* Directions *
Below is a set of records; restate each one word for word.

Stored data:
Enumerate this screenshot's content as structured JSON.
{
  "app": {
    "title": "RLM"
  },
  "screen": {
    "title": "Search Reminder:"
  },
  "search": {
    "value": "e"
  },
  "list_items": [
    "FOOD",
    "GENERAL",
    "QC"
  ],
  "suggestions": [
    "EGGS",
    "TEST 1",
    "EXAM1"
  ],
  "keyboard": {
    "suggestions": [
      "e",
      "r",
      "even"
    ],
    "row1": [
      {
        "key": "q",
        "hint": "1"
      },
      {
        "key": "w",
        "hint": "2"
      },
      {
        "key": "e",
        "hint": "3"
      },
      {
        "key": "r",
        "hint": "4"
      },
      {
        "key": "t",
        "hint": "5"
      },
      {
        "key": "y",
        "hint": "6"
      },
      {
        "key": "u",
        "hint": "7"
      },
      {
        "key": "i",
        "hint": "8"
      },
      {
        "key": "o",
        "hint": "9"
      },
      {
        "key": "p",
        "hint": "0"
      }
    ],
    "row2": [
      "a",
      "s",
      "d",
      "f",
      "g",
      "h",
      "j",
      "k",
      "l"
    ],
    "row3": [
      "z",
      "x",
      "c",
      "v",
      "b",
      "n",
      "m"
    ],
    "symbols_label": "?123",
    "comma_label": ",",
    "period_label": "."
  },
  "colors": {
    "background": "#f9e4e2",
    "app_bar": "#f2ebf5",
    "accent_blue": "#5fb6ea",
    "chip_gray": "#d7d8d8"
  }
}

* Result of this task *
Enumerate this screenshot's content as structured JSON.
{
  "app": {
    "title": "RLM"
  },
  "screen": {
    "title": "Search Reminder:"
  },
  "search": {
    "value": "e"
  },
  "list_items": [
    "FOOD",
    "GENERAL",
    "QC"
  ],
  "suggestions": [
    "EGGS",
    "TEST 1",
    "EXAM1"
  ],
  "keyboard": {
    "suggestions": [
      "e",
      "r",
      "even"
    ],
    "row1": [
      {
        "key": "q",
        "hint": "1"
      },
      {
        "key": "w",
        "hint": "2"
      },
      {
        "key": "e",
        "hint": "3"
      },
      {
        "key": "r",
        "hint": "4"
      },
      {
        "key": "t",
        "hint": "5"
      },
      {
        "key": "y",
        "hint": "6"
      },
      {
        "key": "u",
        "hint": "7"
      },
      {
        "key": "i",
        "hint": "8"
      },
      {
        "key": "o",
        "hint": "9"
      },
      {
        "key": "p",
        "hint": "0"
      }
    ],
    "row2": [
      "a",
      "s",
      "d",
      "f",
      "g",
      "h",
      "j",
      "k",
      "l"
    ],
    "row3": [
      "z",
      "x",
      "c",
      "v",
      "b",
      "n",
      "m"
    ],
    "symbols_label": "?123",
    "comma_label": ",",
    "period_label": "."
  },
  "colors": {
    "background": "#f9e4e2",
    "app_bar": "#f2ebf5",
    "accent_blue": "#5fb6ea",
    "chip_gray": "#d7d8d8"
  }
}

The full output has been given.